## Data supplied
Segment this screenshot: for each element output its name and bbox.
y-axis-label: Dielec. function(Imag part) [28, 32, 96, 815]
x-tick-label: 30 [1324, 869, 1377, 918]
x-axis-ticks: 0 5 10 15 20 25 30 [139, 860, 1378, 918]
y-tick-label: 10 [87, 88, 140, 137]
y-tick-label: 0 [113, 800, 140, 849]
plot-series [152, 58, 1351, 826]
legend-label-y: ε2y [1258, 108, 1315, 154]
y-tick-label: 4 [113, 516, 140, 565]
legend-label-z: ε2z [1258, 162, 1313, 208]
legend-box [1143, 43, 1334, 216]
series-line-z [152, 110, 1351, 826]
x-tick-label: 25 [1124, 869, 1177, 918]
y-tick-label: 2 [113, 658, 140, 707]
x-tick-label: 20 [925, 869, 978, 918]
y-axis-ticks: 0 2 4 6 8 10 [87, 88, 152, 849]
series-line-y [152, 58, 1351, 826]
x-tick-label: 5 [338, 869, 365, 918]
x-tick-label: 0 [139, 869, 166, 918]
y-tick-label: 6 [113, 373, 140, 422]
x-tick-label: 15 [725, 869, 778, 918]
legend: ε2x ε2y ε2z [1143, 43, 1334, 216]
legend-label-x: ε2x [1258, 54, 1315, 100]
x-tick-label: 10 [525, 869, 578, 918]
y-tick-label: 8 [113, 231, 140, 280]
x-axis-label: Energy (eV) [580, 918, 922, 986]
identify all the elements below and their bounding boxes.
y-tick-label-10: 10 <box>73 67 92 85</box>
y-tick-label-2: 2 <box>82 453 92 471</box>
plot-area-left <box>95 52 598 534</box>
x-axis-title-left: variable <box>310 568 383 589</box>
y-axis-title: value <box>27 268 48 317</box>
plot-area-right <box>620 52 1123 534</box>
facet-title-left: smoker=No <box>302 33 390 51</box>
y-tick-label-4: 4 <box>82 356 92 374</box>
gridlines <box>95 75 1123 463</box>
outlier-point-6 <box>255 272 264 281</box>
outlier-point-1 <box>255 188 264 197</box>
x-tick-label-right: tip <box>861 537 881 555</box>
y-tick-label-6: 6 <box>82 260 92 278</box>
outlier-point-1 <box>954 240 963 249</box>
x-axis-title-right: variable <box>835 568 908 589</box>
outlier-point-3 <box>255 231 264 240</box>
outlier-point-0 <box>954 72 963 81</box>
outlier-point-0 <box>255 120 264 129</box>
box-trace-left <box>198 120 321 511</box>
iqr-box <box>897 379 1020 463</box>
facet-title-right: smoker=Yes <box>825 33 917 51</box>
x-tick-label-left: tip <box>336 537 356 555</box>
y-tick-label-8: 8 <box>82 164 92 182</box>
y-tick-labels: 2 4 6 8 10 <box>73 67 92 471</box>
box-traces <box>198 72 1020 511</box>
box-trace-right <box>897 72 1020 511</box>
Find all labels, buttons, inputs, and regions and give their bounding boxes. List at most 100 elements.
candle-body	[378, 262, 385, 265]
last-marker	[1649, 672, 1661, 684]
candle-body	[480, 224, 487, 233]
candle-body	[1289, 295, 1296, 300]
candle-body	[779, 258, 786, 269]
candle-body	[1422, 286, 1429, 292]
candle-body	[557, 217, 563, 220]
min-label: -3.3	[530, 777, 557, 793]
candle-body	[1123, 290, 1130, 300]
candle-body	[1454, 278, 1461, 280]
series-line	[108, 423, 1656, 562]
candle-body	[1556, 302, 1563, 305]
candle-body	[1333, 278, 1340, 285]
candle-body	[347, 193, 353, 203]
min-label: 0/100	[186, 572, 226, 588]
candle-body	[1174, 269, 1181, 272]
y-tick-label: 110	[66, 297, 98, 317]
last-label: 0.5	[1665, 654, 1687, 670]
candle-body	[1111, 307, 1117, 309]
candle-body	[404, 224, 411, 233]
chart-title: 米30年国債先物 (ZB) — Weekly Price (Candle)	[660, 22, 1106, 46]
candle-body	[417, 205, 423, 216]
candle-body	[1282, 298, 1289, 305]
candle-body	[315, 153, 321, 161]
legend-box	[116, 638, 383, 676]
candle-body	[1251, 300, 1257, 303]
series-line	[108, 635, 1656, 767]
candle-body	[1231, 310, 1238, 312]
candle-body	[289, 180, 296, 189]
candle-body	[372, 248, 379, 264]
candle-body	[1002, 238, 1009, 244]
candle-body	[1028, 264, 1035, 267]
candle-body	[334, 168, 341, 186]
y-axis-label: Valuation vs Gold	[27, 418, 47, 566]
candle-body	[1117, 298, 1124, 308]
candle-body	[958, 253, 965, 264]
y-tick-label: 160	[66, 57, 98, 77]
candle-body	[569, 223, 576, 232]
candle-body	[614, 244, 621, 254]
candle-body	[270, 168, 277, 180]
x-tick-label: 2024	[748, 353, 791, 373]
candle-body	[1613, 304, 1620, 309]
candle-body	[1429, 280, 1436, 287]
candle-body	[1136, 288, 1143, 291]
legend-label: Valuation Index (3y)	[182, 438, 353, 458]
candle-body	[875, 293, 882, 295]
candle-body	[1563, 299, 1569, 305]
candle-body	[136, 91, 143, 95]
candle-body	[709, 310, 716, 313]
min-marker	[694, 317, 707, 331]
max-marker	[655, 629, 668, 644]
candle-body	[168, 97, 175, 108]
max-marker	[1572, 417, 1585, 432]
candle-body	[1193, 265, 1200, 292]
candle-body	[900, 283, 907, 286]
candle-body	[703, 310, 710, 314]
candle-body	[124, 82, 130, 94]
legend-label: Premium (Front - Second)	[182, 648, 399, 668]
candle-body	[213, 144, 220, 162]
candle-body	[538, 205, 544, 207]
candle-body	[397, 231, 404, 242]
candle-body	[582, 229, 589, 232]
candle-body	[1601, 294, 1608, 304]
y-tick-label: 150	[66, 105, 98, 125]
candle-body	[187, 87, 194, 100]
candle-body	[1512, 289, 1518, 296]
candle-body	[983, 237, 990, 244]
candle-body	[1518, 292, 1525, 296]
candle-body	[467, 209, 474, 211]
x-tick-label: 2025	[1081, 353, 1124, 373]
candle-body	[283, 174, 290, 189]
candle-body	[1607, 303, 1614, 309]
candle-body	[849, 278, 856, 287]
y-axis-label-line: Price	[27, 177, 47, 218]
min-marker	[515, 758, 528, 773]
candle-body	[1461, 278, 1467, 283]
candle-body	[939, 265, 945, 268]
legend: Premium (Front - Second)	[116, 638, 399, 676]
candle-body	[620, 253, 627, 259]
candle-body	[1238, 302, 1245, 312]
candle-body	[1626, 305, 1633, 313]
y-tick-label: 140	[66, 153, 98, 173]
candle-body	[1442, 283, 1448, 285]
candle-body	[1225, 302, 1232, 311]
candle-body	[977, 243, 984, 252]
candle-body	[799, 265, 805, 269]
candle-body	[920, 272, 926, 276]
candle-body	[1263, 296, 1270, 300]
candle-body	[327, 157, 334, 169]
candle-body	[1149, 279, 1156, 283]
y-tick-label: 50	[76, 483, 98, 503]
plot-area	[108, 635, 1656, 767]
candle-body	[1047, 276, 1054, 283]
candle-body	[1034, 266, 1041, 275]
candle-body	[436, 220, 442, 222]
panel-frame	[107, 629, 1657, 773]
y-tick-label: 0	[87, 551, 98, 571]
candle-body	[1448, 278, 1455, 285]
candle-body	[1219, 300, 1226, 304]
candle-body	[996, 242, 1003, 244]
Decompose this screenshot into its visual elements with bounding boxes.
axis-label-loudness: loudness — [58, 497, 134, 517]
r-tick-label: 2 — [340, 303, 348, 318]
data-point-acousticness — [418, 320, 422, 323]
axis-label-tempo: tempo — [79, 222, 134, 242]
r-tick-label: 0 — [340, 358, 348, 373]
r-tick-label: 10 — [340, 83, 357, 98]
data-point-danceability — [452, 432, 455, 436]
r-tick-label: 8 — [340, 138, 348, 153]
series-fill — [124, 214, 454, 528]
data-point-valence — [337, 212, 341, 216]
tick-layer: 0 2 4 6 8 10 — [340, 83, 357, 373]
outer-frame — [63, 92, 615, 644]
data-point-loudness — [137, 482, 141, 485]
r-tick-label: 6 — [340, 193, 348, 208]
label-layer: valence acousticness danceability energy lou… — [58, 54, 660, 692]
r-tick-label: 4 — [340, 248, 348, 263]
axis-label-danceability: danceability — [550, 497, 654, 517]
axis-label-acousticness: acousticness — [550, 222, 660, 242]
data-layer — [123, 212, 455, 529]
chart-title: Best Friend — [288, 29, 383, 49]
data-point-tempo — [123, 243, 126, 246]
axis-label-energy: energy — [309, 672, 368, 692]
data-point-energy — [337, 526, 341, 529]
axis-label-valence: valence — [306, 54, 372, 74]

## Objective
Format the rows from the start through the line containing "y-axis-title: value <box>27 268 48 317</box>" as a numbered list, including that line and omitting any blank lines.

## Answer for the task
1. Segment this screenshot: for each element output its name and bbox.
2. y-axis-label: Dielec. function(Imag part) [28, 32, 96, 815]
3. x-tick-label: 30 [1324, 869, 1377, 918]
4. x-axis-ticks: 0 5 10 15 20 25 30 [139, 860, 1378, 918]
5. y-tick-label: 10 [87, 88, 140, 137]
6. y-tick-label: 0 [113, 800, 140, 849]
7. plot-series [152, 58, 1351, 826]
8. legend-label-y: ε2y [1258, 108, 1315, 154]
9. y-tick-label: 4 [113, 516, 140, 565]
10. legend-label-z: ε2z [1258, 162, 1313, 208]
11. legend-box [1143, 43, 1334, 216]
12. series-line-z [152, 110, 1351, 826]
13. x-tick-label: 25 [1124, 869, 1177, 918]
14. y-tick-label: 2 [113, 658, 140, 707]
15. x-tick-label: 20 [925, 869, 978, 918]
16. y-axis-ticks: 0 2 4 6 8 10 [87, 88, 152, 849]
17. series-line-y [152, 58, 1351, 826]
18. x-tick-label: 5 [338, 869, 365, 918]
19. x-tick-label: 0 [139, 869, 166, 918]
20. y-tick-label: 6 [113, 373, 140, 422]
21. x-tick-label: 15 [725, 869, 778, 918]
22. legend: ε2x ε2y ε2z [1143, 43, 1334, 216]
23. legend-label-x: ε2x [1258, 54, 1315, 100]
24. x-tick-label: 10 [525, 869, 578, 918]
25. y-tick-label: 8 [113, 231, 140, 280]
26. x-axis-label: Energy (eV) [580, 918, 922, 986]
27. identify all the elements below and their bounding boxes.
28. y-tick-label-10: 10 <box>73 67 92 85</box>
29. y-tick-label-2: 2 <box>82 453 92 471</box>
30. plot-area-left <box>95 52 598 534</box>
31. x-axis-title-left: variable <box>310 568 383 589</box>
32. y-axis-title: value <box>27 268 48 317</box>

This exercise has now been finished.